■ **Available records**:
=-=-=
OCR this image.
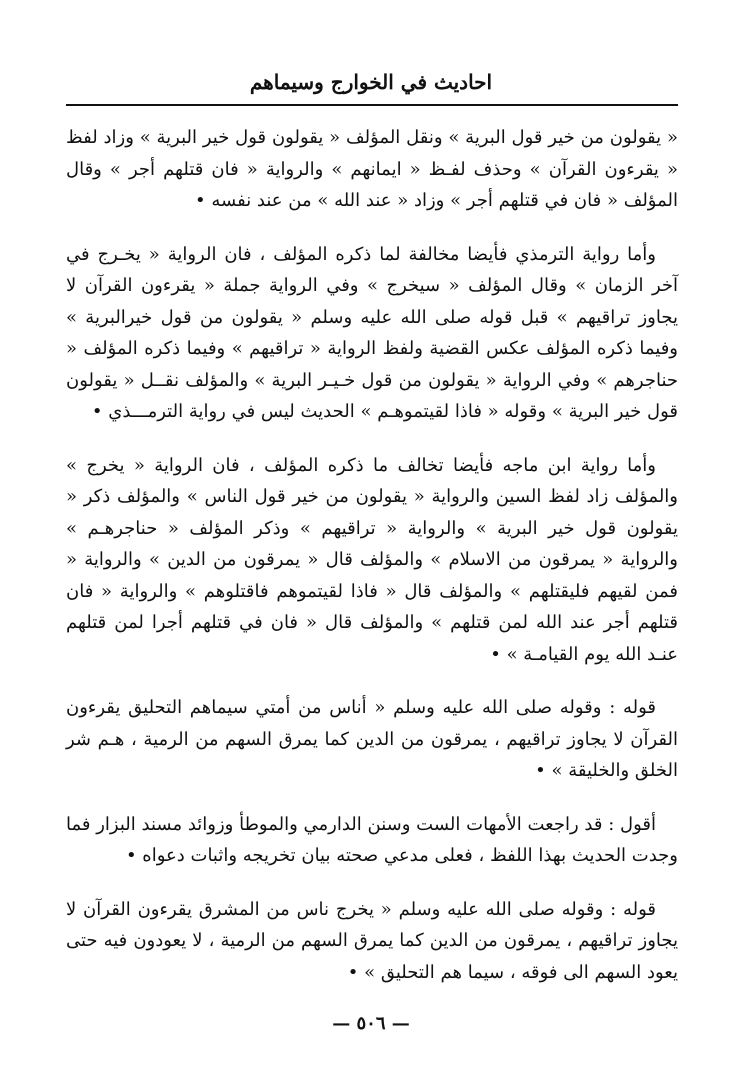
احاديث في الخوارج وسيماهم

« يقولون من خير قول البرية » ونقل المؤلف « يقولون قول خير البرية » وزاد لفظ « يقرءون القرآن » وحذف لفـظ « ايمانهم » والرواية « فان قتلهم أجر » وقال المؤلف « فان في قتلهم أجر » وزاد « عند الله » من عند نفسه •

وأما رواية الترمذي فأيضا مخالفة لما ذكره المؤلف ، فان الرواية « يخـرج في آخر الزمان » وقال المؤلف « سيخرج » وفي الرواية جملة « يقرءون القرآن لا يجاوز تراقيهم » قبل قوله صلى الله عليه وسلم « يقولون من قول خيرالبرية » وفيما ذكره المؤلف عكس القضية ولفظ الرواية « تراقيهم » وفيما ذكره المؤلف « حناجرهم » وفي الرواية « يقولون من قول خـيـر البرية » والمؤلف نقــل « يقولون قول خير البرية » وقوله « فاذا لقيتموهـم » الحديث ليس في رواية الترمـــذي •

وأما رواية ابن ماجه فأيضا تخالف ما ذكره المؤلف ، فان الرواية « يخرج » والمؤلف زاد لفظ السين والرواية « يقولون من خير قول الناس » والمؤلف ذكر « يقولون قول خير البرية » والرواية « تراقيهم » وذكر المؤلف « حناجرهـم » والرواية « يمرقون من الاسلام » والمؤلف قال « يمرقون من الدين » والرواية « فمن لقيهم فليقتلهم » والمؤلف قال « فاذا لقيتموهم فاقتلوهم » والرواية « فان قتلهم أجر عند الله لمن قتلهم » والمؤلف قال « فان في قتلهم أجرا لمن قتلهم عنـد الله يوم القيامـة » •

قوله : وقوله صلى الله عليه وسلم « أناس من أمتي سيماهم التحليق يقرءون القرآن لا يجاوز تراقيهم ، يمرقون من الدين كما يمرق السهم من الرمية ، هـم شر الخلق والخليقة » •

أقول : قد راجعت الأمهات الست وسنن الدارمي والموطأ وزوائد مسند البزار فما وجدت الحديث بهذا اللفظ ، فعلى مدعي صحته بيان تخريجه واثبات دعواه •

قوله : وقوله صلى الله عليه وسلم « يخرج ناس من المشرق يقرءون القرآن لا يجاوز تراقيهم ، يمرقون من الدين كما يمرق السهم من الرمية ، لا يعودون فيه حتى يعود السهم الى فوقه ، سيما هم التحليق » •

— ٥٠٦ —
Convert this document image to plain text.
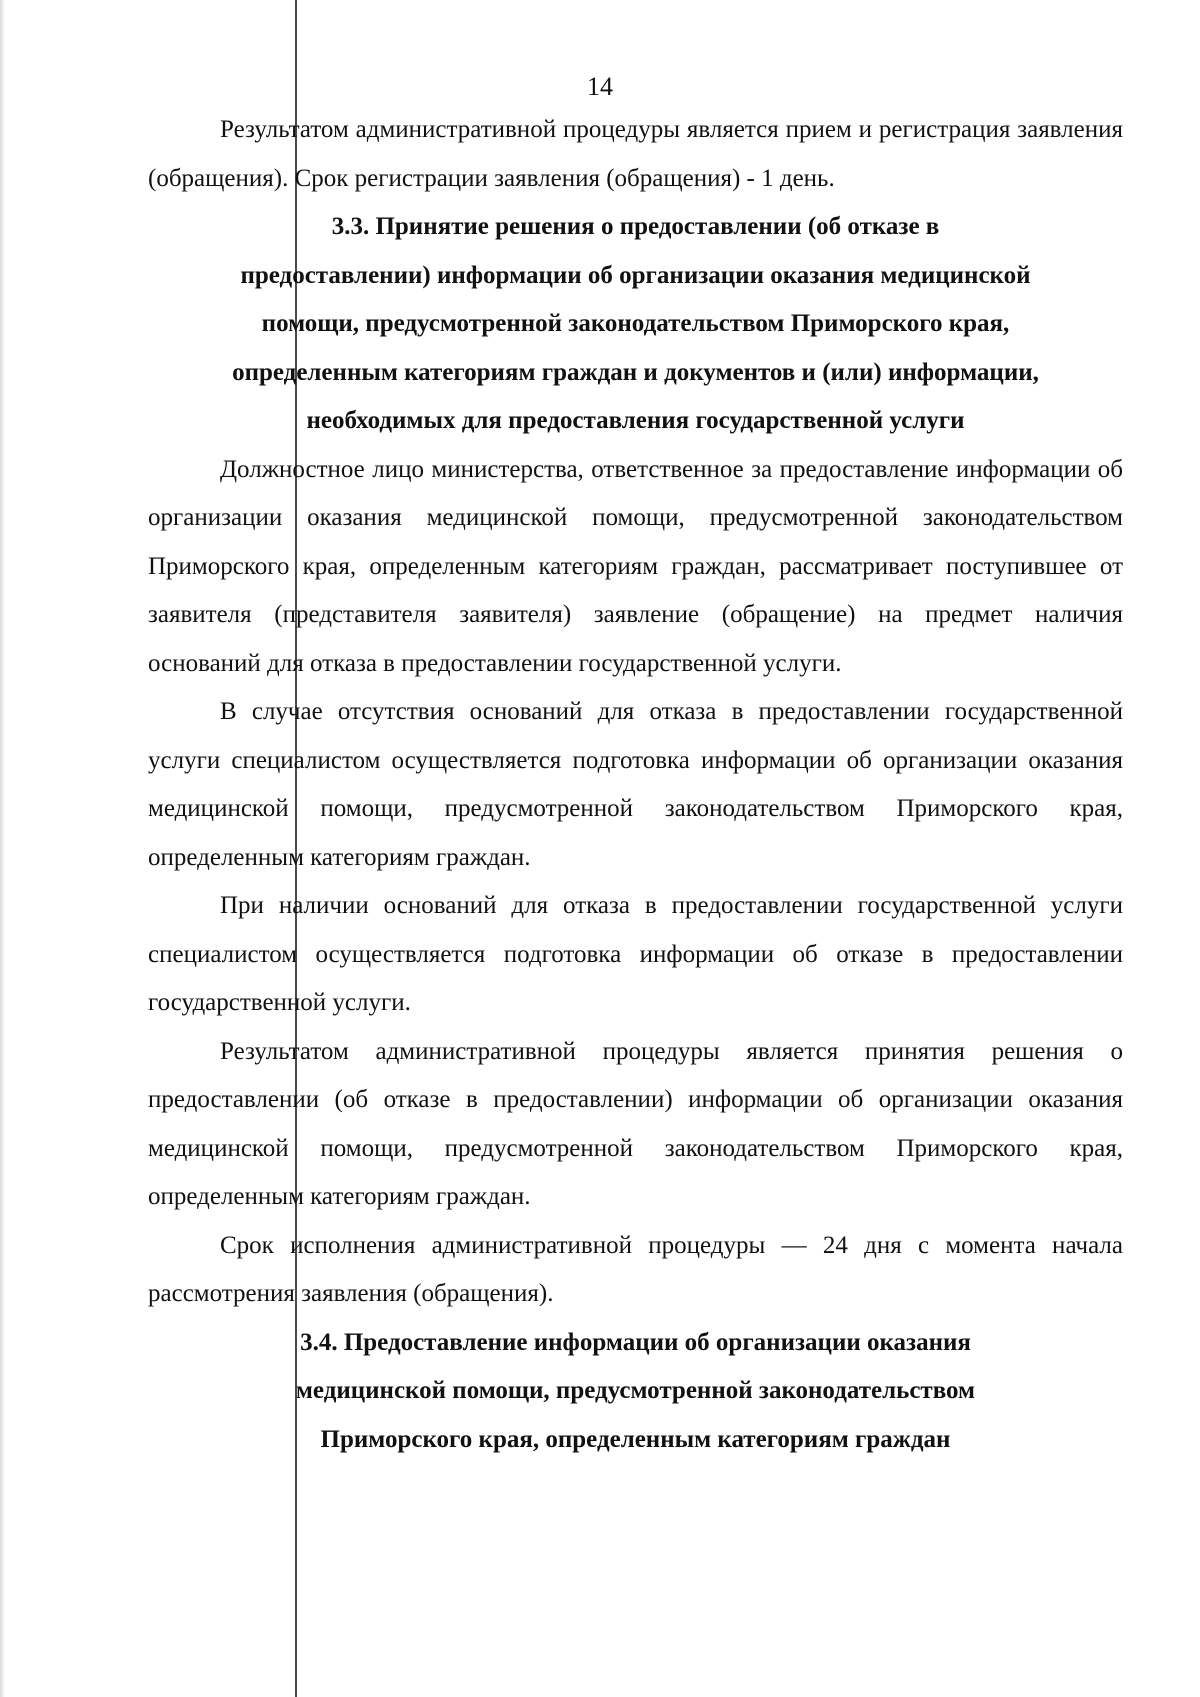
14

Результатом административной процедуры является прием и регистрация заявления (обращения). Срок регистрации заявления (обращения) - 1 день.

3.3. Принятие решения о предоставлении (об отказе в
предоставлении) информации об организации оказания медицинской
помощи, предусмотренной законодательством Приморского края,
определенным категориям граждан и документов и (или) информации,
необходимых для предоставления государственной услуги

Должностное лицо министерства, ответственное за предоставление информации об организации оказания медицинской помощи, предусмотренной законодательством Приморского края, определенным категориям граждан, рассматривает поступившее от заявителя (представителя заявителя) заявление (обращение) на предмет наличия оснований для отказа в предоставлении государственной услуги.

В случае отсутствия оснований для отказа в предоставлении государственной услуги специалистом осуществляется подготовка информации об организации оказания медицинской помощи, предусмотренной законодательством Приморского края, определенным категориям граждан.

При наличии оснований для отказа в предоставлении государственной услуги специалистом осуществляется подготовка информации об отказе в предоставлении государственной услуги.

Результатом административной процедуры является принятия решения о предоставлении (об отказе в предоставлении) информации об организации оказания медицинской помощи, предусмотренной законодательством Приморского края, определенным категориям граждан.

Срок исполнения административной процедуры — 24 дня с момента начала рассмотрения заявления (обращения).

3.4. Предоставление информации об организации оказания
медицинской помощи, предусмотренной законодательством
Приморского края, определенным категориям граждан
=-=-=
■ **Task objective**: Transcribe the records word for word and include no pictures.

■ **Task output**:
OCR this image.
احاديث في الخوارج وسيماهم

« يقولون من خير قول البرية » ونقل المؤلف « يقولون قول خير البرية » وزاد لفظ « يقرءون القرآن » وحذف لفـظ « ايمانهم » والرواية « فان قتلهم أجر » وقال المؤلف « فان في قتلهم أجر » وزاد « عند الله » من عند نفسه •

وأما رواية الترمذي فأيضا مخالفة لما ذكره المؤلف ، فان الرواية « يخـرج في آخر الزمان » وقال المؤلف « سيخرج » وفي الرواية جملة « يقرءون القرآن لا يجاوز تراقيهم » قبل قوله صلى الله عليه وسلم « يقولون من قول خيرالبرية » وفيما ذكره المؤلف عكس القضية ولفظ الرواية « تراقيهم » وفيما ذكره المؤلف « حناجرهم » وفي الرواية « يقولون من قول خـيـر البرية » والمؤلف نقــل « يقولون قول خير البرية » وقوله « فاذا لقيتموهـم » الحديث ليس في رواية الترمـــذي •

وأما رواية ابن ماجه فأيضا تخالف ما ذكره المؤلف ، فان الرواية « يخرج » والمؤلف زاد لفظ السين والرواية « يقولون من خير قول الناس » والمؤلف ذكر « يقولون قول خير البرية » والرواية « تراقيهم » وذكر المؤلف « حناجرهـم » والرواية « يمرقون من الاسلام » والمؤلف قال « يمرقون من الدين » والرواية « فمن لقيهم فليقتلهم » والمؤلف قال « فاذا لقيتموهم فاقتلوهم » والرواية « فان قتلهم أجر عند الله لمن قتلهم » والمؤلف قال « فان في قتلهم أجرا لمن قتلهم عنـد الله يوم القيامـة » •

قوله : وقوله صلى الله عليه وسلم « أناس من أمتي سيماهم التحليق يقرءون القرآن لا يجاوز تراقيهم ، يمرقون من الدين كما يمرق السهم من الرمية ، هـم شر الخلق والخليقة » •

أقول : قد راجعت الأمهات الست وسنن الدارمي والموطأ وزوائد مسند البزار فما وجدت الحديث بهذا اللفظ ، فعلى مدعي صحته بيان تخريجه واثبات دعواه •

قوله : وقوله صلى الله عليه وسلم « يخرج ناس من المشرق يقرءون القرآن لا يجاوز تراقيهم ، يمرقون من الدين كما يمرق السهم من الرمية ، لا يعودون فيه حتى يعود السهم الى فوقه ، سيما هم التحليق » •

— ٥٠٦ —
Convert this document image to plain text.
14

Результатом административной процедуры является прием и регистрация заявления (обращения). Срок регистрации заявления (обращения) - 1 день.

3.3. Принятие решения о предоставлении (об отказе в
предоставлении) информации об организации оказания медицинской
помощи, предусмотренной законодательством Приморского края,
определенным категориям граждан и документов и (или) информации,
необходимых для предоставления государственной услуги

Должностное лицо министерства, ответственное за предоставление информации об организации оказания медицинской помощи, предусмотренной законодательством Приморского края, определенным категориям граждан, рассматривает поступившее от заявителя (представителя заявителя) заявление (обращение) на предмет наличия оснований для отказа в предоставлении государственной услуги.

В случае отсутствия оснований для отказа в предоставлении государственной услуги специалистом осуществляется подготовка информации об организации оказания медицинской помощи, предусмотренной законодательством Приморского края, определенным категориям граждан.

При наличии оснований для отказа в предоставлении государственной услуги специалистом осуществляется подготовка информации об отказе в предоставлении государственной услуги.

Результатом административной процедуры является принятия решения о предоставлении (об отказе в предоставлении) информации об организации оказания медицинской помощи, предусмотренной законодательством Приморского края, определенным категориям граждан.

Срок исполнения административной процедуры — 24 дня с момента начала рассмотрения заявления (обращения).

3.4. Предоставление информации об организации оказания
медицинской помощи, предусмотренной законодательством
Приморского края, определенным категориям граждан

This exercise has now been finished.